- **TASK BRIEF**
Search the material for the string "back" and copy each line where it occurs.

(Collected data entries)
--*--
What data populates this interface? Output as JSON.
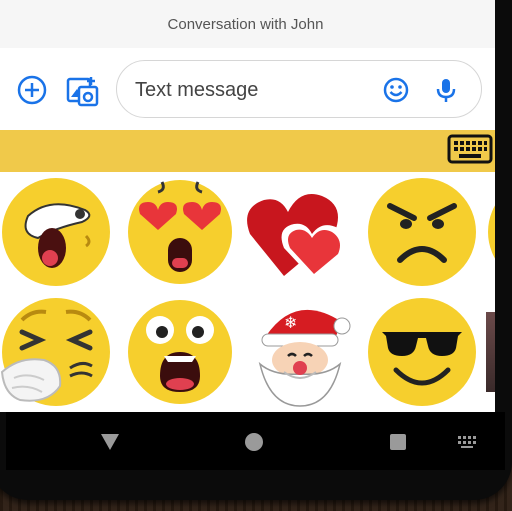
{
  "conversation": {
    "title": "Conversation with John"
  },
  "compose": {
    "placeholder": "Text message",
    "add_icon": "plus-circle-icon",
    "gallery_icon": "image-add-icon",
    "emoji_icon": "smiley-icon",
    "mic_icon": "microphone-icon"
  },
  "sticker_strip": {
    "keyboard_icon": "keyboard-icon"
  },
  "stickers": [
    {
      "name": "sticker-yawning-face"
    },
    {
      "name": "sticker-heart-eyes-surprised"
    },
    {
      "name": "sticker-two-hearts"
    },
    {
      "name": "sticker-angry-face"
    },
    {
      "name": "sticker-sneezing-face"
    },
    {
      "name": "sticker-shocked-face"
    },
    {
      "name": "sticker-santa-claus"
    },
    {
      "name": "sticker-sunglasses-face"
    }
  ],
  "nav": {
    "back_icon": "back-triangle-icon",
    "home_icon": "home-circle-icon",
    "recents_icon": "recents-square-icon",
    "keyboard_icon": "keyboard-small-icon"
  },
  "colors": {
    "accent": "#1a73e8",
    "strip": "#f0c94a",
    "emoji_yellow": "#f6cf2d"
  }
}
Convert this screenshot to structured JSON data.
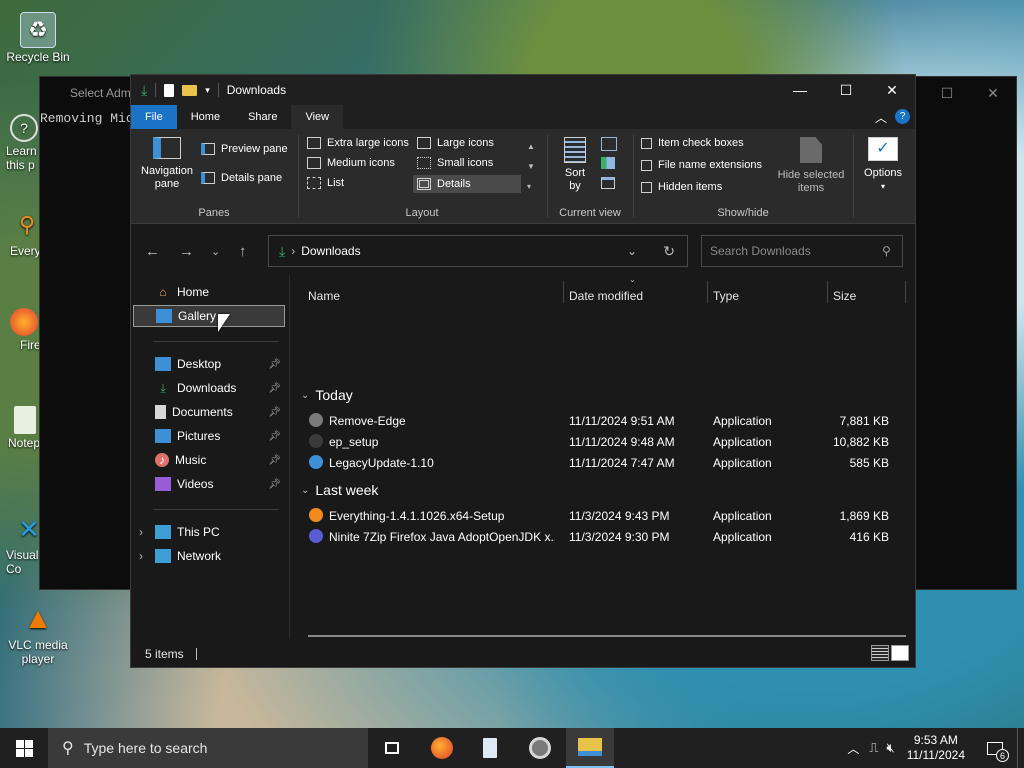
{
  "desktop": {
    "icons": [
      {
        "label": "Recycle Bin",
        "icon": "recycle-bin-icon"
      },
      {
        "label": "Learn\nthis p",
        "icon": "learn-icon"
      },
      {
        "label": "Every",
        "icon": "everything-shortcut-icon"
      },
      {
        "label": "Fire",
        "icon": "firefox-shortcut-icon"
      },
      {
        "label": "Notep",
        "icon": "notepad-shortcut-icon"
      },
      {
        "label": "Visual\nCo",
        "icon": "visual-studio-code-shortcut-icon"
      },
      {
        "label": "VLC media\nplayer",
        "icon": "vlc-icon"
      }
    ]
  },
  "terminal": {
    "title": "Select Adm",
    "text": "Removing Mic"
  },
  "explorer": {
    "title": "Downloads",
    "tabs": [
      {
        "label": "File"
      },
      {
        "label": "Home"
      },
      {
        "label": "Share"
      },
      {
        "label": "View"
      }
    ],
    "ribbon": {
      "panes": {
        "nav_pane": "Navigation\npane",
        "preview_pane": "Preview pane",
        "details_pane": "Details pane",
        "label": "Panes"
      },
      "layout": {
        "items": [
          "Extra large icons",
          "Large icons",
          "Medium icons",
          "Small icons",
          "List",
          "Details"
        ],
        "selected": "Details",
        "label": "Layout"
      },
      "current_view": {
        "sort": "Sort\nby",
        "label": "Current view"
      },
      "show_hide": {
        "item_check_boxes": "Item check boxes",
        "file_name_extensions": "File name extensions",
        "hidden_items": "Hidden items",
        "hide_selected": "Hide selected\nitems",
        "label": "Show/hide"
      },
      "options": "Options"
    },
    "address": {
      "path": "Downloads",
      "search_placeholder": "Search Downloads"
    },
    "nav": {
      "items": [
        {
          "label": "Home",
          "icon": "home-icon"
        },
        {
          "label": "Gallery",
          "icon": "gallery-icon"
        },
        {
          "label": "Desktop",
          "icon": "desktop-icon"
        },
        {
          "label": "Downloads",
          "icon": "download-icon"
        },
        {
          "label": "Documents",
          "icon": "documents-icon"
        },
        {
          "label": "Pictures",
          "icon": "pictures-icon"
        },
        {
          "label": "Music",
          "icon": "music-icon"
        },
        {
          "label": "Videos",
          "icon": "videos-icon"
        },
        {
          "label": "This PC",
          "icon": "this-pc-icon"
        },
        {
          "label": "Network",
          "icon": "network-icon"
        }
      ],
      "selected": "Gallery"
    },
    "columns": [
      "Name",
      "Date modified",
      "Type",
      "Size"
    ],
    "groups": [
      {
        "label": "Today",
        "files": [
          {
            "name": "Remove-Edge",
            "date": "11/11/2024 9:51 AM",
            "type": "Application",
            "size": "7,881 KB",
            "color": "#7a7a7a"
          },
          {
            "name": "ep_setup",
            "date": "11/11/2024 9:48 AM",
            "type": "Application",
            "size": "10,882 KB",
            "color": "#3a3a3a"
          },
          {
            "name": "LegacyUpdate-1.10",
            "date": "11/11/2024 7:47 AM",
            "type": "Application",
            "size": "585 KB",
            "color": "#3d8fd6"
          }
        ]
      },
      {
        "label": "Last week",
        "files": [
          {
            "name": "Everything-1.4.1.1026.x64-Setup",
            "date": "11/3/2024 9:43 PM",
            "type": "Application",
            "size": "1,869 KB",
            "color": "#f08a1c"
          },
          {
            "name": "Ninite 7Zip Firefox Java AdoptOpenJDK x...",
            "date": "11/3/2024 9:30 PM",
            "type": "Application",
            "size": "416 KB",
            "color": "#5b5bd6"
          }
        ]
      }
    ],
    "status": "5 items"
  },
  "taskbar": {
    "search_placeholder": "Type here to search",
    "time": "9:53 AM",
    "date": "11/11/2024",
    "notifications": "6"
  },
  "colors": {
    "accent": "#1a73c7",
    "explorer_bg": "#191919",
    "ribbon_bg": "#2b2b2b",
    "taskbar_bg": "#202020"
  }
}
--*--
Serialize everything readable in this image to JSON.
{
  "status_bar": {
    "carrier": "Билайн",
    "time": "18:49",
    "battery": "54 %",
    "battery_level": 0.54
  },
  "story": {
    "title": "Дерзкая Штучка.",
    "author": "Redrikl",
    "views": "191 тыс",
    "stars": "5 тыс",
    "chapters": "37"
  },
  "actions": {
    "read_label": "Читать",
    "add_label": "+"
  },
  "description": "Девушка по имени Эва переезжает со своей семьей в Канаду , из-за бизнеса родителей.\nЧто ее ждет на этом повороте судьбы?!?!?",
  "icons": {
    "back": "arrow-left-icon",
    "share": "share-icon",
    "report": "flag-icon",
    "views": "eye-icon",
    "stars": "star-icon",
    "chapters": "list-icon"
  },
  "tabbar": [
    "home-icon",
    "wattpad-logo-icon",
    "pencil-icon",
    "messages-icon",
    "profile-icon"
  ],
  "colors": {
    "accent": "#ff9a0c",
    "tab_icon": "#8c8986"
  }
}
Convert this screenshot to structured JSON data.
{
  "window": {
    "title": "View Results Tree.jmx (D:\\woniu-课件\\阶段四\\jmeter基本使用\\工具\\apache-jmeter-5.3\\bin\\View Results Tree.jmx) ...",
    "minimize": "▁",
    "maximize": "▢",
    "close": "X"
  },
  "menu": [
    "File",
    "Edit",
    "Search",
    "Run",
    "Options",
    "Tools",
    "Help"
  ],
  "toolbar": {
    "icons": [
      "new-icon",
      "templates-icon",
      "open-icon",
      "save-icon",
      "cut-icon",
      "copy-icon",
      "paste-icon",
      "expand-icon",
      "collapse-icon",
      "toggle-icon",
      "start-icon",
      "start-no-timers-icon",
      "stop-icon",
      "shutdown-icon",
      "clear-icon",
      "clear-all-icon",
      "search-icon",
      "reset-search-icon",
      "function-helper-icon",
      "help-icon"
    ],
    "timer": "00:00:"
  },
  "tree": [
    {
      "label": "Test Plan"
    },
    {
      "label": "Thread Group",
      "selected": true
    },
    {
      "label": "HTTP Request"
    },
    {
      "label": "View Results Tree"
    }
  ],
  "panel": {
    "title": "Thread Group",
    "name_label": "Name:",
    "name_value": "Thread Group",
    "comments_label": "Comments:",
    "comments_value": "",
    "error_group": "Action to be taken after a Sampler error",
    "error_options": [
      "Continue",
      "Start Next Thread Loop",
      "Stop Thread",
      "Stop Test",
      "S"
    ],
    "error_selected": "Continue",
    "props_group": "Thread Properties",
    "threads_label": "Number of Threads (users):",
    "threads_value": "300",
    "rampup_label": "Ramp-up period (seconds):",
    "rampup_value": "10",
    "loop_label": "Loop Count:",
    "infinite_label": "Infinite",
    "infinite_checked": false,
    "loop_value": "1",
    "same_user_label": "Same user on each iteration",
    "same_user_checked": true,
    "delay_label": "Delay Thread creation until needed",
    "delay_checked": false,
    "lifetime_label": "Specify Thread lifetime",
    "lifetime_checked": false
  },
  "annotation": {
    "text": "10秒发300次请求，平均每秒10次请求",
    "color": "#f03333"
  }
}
--*--
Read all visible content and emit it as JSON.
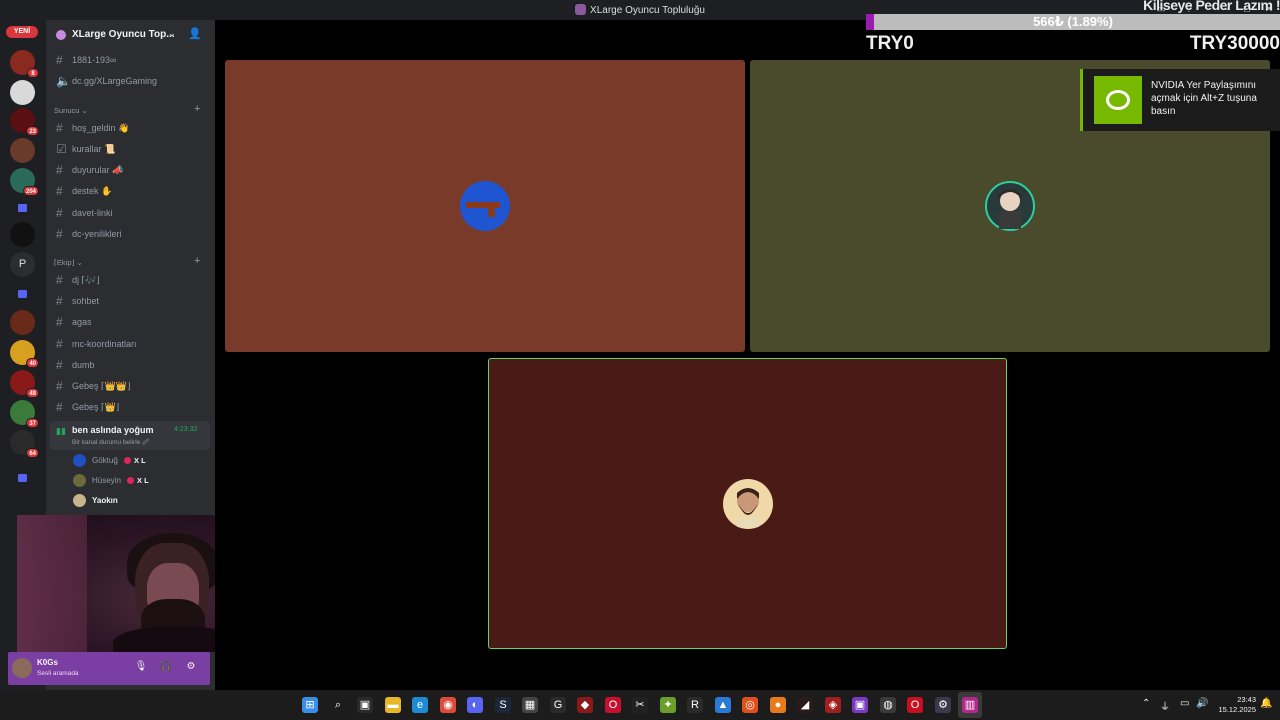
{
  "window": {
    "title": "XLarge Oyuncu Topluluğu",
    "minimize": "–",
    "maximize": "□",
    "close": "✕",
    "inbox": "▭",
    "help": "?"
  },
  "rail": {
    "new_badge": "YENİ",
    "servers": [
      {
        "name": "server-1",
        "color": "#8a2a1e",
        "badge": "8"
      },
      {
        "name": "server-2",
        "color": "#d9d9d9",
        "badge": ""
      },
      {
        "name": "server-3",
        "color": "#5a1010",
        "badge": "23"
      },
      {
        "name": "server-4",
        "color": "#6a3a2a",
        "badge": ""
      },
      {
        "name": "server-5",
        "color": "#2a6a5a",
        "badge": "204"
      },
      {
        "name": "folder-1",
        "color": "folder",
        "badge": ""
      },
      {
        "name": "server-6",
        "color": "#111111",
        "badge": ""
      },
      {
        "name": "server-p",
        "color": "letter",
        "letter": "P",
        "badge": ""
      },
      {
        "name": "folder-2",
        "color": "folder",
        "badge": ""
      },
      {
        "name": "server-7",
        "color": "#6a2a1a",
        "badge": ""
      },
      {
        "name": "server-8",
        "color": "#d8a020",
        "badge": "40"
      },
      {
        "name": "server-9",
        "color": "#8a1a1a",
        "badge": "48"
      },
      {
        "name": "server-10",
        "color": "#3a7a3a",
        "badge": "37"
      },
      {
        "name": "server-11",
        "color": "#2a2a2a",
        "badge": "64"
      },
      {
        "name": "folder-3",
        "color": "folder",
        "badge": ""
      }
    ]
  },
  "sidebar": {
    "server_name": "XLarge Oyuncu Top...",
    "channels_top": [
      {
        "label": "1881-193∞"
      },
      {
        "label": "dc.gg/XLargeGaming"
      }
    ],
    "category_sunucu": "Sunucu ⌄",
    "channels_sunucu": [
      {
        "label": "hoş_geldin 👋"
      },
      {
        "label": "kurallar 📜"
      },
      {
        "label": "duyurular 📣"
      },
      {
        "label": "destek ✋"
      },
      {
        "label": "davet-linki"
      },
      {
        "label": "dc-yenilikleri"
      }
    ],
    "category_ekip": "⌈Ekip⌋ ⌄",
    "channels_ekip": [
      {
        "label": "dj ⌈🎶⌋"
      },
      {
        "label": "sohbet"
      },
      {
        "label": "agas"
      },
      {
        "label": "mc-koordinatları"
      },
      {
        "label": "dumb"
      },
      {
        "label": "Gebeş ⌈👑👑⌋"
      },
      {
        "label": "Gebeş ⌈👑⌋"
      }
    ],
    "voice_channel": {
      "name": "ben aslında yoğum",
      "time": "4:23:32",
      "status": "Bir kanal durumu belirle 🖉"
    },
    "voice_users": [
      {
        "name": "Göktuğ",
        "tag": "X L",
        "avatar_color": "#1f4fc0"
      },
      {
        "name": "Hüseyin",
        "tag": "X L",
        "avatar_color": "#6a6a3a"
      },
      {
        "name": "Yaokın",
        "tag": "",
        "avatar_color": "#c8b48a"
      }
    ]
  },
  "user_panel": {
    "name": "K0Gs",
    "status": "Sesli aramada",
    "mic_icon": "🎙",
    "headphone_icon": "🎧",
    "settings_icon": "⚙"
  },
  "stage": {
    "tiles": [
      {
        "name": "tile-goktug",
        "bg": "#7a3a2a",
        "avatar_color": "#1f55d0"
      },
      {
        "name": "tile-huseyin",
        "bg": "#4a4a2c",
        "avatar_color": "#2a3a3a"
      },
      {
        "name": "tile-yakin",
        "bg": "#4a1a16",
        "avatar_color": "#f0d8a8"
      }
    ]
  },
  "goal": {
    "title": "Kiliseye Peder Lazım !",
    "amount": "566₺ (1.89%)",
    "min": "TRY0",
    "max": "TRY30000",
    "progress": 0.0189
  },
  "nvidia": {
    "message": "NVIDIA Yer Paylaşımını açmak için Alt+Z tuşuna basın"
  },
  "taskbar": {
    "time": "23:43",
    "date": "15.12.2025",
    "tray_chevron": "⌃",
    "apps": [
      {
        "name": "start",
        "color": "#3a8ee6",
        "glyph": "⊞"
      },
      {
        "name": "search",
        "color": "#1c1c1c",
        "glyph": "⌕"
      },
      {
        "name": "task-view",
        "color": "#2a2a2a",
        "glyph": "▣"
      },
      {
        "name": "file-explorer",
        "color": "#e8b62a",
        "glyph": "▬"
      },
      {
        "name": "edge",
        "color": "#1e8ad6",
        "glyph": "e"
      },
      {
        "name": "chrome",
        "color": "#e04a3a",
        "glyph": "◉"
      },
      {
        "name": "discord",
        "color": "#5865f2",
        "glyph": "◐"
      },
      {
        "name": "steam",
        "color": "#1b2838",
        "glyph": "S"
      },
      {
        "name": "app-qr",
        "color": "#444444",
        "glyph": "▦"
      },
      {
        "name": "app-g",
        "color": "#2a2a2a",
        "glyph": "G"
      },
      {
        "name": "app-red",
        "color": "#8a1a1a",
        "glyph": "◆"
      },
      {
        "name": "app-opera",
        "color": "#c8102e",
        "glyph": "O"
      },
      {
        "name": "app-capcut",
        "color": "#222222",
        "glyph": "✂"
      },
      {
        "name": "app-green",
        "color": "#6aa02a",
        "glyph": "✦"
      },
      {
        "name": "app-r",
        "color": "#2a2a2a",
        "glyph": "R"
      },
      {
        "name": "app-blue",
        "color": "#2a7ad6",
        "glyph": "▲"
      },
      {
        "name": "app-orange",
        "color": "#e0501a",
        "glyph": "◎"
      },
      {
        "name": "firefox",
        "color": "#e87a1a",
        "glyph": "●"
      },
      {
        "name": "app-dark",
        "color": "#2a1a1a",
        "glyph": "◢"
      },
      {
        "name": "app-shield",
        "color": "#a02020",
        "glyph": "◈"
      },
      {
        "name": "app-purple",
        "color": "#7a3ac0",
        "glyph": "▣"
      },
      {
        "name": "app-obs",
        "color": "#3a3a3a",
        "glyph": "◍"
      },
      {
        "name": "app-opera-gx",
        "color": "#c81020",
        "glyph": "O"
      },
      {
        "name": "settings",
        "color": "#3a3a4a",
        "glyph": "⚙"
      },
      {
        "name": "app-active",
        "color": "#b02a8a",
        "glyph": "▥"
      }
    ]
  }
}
--*--
- **OUTPUT FOR THIS EXERCISE**
    "back_icon": "back-triangle-icon",
    "back": "arrow-left-icon",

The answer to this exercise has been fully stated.